— begin —
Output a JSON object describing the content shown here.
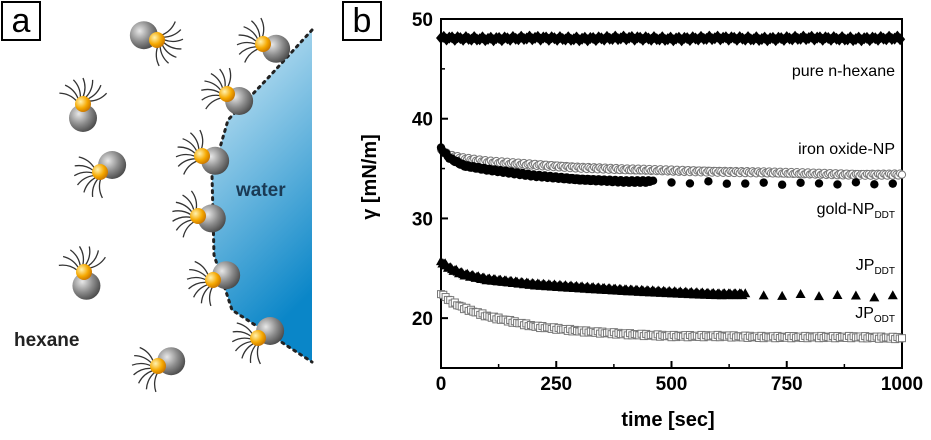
{
  "panel_a": {
    "label": "a",
    "water_label": "water",
    "hexane_label": "hexane",
    "colors": {
      "water_top": "#d8eef8",
      "water_bottom": "#0a86c8",
      "core": "#f5a800",
      "particle": "#8c8c8c"
    }
  },
  "panel_b": {
    "label": "b"
  },
  "chart_data": {
    "type": "scatter",
    "xlabel": "time [sec]",
    "ylabel": "γ [mN/m]",
    "xlim": [
      0,
      1000
    ],
    "ylim": [
      15,
      50
    ],
    "x_ticks": [
      0,
      250,
      500,
      750,
      1000
    ],
    "y_ticks": [
      20,
      30,
      40,
      50
    ],
    "grid": false,
    "series": [
      {
        "name": "pure n-hexane",
        "marker": "diamond-filled",
        "label_parts": [
          "pure n-hexane",
          ""
        ],
        "x": [
          0,
          100,
          200,
          300,
          400,
          500,
          600,
          700,
          800,
          900,
          1000
        ],
        "y": [
          48.1,
          48.0,
          48.1,
          48.0,
          48.1,
          48.0,
          48.1,
          48.0,
          48.1,
          48.0,
          48.1
        ]
      },
      {
        "name": "iron oxide-NP",
        "marker": "circle-open",
        "label_parts": [
          "iron oxide-NP",
          ""
        ],
        "x": [
          0,
          20,
          50,
          100,
          200,
          300,
          400,
          500,
          600,
          700,
          800,
          900,
          1000
        ],
        "y": [
          36.8,
          36.3,
          36.0,
          35.7,
          35.4,
          35.1,
          34.9,
          34.8,
          34.7,
          34.6,
          34.5,
          34.4,
          34.4
        ]
      },
      {
        "name": "gold-NPDDT",
        "marker": "circle-filled",
        "label_parts": [
          "gold-NP",
          "DDT"
        ],
        "x": [
          0,
          20,
          50,
          100,
          200,
          300,
          400,
          460,
          500,
          550,
          600,
          650,
          700,
          750,
          790,
          830,
          870,
          910,
          960,
          1000
        ],
        "y": [
          37.0,
          36.0,
          35.3,
          34.9,
          34.3,
          33.9,
          33.7,
          33.7,
          33.6,
          33.6,
          33.6,
          33.5,
          33.5,
          33.5,
          33.5,
          33.5,
          33.5,
          33.5,
          33.5,
          33.5
        ]
      },
      {
        "name": "JPDDT",
        "marker": "triangle-filled",
        "label_parts": [
          "JP",
          "DDT"
        ],
        "x": [
          0,
          20,
          50,
          100,
          200,
          300,
          400,
          500,
          600,
          660,
          700,
          740,
          780,
          820,
          860,
          900,
          940,
          980
        ],
        "y": [
          25.7,
          25.0,
          24.4,
          23.9,
          23.4,
          23.1,
          22.8,
          22.6,
          22.4,
          22.4,
          22.3,
          22.3,
          22.3,
          22.3,
          22.3,
          22.2,
          22.2,
          22.2
        ]
      },
      {
        "name": "JPODT",
        "marker": "square-open",
        "label_parts": [
          "JP",
          "ODT"
        ],
        "x": [
          0,
          20,
          50,
          100,
          200,
          300,
          400,
          500,
          600,
          700,
          800,
          900,
          1000
        ],
        "y": [
          22.5,
          21.7,
          21.0,
          20.2,
          19.2,
          18.7,
          18.4,
          18.2,
          18.2,
          18.1,
          18.1,
          18.1,
          18.0
        ]
      }
    ]
  }
}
— end —
(Exercise details)
Working from the entries above, return all lines that contain "circle".

(Output below)
        "marker": "circle-open",
        "marker": "circle-filled",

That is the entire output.